DATA FOR THIS EXERCISE:
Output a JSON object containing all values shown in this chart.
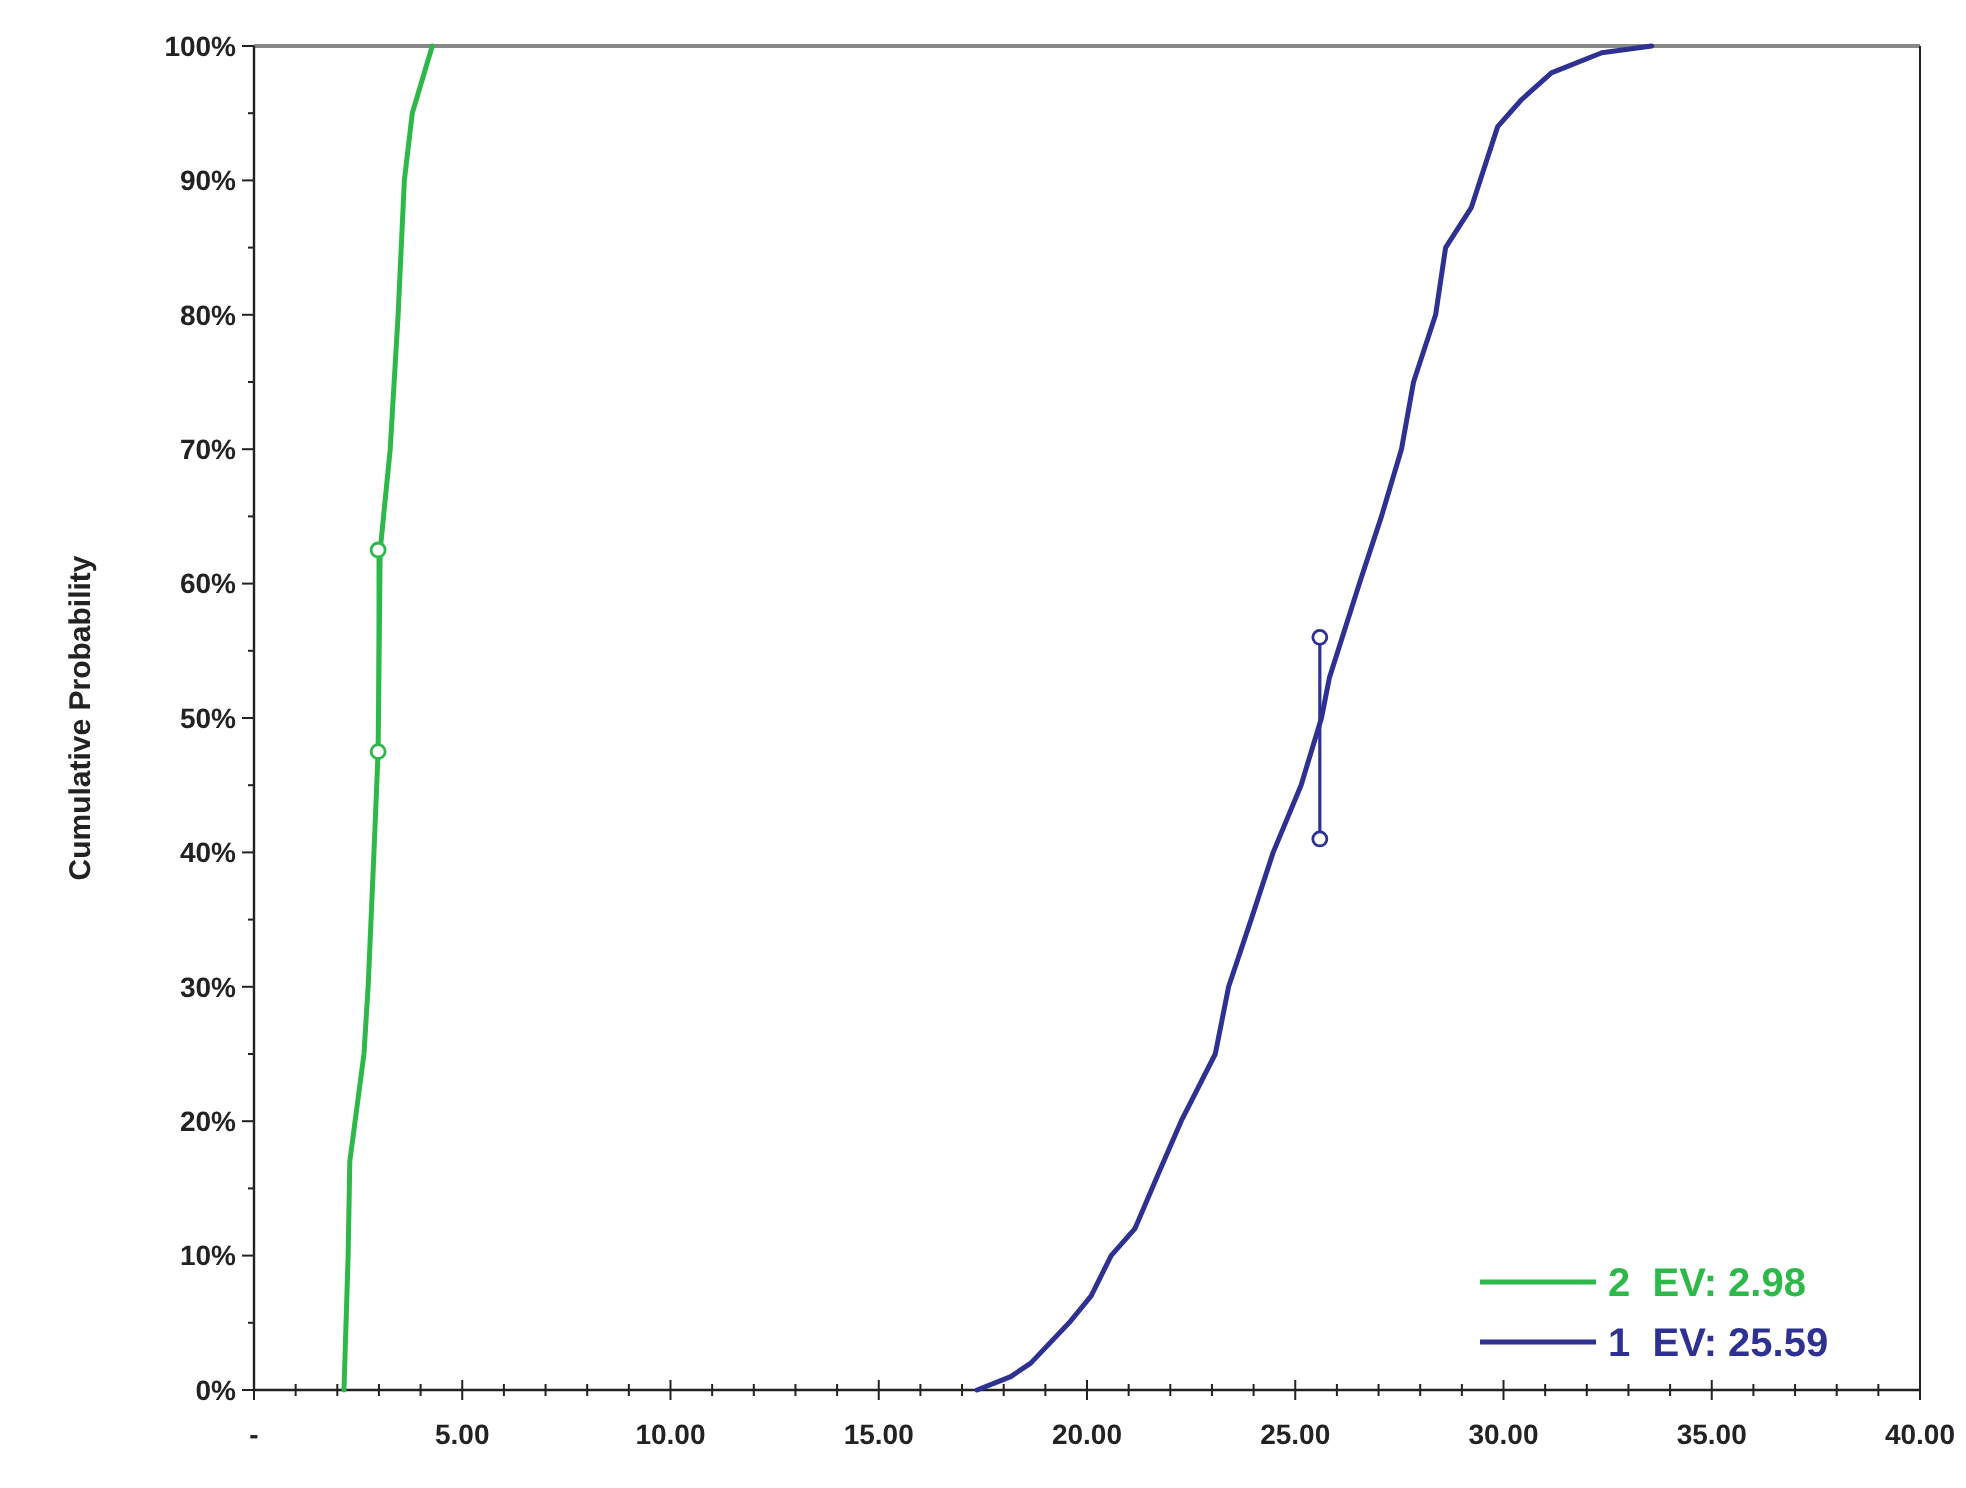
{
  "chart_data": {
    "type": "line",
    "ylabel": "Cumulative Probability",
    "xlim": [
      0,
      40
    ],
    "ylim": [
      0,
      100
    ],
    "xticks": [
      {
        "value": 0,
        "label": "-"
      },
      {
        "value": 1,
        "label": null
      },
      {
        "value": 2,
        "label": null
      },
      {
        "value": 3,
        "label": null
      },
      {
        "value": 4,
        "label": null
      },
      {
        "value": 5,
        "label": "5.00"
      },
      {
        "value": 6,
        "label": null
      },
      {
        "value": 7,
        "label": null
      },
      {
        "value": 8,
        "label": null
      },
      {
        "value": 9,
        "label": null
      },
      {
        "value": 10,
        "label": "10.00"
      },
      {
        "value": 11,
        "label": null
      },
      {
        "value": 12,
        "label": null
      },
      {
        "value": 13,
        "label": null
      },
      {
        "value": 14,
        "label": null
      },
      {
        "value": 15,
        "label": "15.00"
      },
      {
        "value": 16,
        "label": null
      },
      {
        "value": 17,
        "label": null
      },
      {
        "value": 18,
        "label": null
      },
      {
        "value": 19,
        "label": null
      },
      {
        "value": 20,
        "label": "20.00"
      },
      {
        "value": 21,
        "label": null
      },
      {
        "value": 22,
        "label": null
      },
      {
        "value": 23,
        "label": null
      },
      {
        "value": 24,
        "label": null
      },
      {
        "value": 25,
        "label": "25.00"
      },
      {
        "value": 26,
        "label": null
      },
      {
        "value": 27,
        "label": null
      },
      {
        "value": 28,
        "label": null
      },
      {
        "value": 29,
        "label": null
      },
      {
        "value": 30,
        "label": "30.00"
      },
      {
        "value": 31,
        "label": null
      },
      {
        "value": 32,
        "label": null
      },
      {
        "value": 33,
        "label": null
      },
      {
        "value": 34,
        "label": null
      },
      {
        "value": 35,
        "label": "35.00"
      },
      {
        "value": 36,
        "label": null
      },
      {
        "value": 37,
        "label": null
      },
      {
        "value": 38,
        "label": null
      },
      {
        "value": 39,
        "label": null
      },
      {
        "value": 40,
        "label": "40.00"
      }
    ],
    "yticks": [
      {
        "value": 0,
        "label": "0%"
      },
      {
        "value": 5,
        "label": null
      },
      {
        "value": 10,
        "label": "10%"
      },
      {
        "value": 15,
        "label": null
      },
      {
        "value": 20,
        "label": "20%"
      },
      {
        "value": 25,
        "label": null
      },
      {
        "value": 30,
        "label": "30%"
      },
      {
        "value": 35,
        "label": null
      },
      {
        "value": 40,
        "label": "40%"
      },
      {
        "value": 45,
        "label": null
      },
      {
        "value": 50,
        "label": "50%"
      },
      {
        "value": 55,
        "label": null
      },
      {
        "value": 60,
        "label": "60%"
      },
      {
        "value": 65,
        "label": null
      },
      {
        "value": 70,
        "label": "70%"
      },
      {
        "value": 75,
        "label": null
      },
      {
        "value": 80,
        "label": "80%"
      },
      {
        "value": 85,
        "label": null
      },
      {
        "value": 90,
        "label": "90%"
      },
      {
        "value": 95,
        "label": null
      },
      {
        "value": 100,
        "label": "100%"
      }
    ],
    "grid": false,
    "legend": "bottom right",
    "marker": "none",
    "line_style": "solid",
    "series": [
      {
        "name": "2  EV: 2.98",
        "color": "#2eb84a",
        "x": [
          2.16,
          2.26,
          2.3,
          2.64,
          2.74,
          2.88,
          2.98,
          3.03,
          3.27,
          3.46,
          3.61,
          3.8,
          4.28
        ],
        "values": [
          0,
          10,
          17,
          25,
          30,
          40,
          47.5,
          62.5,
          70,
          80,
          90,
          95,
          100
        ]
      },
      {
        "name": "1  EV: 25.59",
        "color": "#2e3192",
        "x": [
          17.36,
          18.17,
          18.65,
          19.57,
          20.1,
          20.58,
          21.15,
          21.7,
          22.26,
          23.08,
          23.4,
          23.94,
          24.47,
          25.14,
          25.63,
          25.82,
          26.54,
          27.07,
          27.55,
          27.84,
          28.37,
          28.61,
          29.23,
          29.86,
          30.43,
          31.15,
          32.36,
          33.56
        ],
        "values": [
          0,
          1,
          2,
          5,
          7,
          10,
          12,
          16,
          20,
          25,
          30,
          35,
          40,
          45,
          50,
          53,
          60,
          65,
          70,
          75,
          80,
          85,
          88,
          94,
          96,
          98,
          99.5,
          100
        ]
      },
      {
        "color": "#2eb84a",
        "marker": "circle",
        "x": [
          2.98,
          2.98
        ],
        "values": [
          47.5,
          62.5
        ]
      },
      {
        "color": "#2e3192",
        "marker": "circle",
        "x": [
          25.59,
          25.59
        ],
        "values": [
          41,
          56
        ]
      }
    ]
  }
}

---

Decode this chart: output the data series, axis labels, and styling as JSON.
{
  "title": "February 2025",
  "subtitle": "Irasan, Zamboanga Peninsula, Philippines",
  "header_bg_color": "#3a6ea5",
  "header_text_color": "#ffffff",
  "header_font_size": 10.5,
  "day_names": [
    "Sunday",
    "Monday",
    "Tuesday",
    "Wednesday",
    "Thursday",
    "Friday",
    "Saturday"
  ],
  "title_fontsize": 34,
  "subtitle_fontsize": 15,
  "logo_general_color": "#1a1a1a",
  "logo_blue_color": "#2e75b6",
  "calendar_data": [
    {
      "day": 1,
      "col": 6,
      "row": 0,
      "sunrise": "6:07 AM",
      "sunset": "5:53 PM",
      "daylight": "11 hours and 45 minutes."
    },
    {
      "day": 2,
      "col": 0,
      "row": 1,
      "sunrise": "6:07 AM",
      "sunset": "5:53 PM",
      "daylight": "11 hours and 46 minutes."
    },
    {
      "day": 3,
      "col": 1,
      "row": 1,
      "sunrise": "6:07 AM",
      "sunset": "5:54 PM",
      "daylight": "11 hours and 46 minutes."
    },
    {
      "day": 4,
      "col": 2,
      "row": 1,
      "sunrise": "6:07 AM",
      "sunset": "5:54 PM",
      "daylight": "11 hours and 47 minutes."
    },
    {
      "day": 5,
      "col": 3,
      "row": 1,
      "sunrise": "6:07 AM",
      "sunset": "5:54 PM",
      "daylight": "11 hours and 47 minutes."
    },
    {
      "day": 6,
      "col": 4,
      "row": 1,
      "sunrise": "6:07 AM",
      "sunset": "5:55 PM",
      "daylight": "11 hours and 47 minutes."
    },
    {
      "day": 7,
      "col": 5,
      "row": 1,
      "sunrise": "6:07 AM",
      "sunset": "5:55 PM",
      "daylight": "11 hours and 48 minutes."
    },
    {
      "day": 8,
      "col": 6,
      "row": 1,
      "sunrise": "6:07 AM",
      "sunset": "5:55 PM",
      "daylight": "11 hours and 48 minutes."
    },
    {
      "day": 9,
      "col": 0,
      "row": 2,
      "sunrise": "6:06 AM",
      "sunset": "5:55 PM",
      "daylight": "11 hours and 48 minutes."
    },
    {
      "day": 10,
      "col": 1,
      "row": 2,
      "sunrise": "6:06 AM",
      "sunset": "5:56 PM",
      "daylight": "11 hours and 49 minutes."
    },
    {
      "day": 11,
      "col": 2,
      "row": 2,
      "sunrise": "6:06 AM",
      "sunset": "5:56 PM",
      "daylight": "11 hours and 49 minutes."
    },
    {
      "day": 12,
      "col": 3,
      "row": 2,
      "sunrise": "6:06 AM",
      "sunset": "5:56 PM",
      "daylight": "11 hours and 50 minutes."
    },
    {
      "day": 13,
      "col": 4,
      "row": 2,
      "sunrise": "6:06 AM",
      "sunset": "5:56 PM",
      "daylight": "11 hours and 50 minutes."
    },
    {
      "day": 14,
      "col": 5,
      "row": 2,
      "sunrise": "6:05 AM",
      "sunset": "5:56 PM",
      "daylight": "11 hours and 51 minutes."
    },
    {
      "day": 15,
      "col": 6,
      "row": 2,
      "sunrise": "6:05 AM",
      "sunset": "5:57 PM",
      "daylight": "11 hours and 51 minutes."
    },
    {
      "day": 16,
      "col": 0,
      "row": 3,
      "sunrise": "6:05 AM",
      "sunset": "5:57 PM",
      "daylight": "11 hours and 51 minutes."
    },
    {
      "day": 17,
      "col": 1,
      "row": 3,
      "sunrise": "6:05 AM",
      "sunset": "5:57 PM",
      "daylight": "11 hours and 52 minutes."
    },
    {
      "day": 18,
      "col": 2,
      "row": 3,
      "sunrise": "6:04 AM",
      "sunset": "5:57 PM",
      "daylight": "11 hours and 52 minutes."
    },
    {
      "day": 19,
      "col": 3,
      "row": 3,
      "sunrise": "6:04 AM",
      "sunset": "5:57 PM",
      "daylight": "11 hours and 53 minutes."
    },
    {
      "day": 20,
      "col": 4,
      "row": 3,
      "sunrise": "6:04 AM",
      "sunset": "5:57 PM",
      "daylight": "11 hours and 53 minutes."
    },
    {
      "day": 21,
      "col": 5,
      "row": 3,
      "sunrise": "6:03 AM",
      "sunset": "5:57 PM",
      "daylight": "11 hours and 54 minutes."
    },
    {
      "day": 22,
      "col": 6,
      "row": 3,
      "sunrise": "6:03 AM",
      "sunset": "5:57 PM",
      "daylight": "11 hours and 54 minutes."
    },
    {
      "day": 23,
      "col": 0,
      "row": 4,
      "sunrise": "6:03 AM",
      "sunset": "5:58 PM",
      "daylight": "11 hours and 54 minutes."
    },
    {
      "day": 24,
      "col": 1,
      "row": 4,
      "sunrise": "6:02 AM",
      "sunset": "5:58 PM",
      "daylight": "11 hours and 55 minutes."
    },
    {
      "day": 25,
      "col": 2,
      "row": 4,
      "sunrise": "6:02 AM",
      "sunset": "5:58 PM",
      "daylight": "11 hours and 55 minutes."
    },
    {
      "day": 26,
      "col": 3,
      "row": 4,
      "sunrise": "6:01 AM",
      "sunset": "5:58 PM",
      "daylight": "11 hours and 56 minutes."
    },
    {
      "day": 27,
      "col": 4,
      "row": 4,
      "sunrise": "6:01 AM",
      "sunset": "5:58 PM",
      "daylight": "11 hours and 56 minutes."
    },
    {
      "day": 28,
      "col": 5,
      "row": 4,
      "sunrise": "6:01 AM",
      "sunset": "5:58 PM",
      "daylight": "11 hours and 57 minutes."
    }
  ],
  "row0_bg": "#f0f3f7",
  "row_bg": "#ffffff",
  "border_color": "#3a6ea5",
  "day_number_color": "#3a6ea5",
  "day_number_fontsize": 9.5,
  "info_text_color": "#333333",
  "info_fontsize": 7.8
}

WORK REQUIRED:
Determine how many lines above contain "ffffff" as a word or string. Give the number alone.

TASK OUTPUT:
2